» **What is being asked**: Please copy every line of the records below that holds the word "技术研发中心".

────

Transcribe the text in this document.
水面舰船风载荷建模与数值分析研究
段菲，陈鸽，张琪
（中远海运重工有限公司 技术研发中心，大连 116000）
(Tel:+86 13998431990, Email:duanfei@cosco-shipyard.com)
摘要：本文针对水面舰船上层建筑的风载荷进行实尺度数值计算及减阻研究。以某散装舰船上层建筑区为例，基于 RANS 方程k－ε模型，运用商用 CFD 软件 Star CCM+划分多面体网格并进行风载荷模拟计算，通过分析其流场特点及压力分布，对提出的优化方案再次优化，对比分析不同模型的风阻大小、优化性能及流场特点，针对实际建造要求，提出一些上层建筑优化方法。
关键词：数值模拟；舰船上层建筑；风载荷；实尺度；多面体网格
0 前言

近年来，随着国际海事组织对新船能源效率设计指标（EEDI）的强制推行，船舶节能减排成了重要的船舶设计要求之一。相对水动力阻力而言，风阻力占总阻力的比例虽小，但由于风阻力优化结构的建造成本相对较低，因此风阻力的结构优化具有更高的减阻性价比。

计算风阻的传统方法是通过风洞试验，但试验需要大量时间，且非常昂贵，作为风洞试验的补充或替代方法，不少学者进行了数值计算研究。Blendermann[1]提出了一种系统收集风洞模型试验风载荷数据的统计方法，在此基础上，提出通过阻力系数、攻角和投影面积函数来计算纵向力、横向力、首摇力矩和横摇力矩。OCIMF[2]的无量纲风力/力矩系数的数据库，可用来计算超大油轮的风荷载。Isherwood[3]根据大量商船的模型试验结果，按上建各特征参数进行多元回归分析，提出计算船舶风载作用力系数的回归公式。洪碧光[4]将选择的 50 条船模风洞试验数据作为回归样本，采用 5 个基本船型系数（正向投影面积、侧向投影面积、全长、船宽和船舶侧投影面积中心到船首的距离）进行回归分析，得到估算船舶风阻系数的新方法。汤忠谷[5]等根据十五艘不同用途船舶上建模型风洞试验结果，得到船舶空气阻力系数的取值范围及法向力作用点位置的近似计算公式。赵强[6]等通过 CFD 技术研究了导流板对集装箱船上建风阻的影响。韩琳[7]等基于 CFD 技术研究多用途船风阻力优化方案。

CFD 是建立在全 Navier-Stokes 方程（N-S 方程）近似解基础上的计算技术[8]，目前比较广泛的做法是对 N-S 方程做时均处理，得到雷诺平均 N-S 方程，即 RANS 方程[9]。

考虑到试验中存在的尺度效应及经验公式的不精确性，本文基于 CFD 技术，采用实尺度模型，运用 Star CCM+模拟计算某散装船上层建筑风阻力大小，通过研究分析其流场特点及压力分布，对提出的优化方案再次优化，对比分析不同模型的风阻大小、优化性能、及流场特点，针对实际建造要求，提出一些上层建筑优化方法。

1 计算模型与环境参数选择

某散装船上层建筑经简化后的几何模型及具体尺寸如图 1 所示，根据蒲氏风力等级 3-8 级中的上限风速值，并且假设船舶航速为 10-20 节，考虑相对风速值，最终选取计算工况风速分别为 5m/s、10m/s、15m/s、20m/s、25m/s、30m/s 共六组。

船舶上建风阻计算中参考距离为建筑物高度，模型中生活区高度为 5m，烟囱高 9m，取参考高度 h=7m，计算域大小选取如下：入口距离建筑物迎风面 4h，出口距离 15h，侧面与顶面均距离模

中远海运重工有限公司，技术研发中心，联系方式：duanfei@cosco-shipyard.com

────

» **Output for this task**:
（中远海运重工有限公司 技术研发中心，大连 116000）
中远海运重工有限公司，技术研发中心，联系方式：duanfei@cosco-shipyard.com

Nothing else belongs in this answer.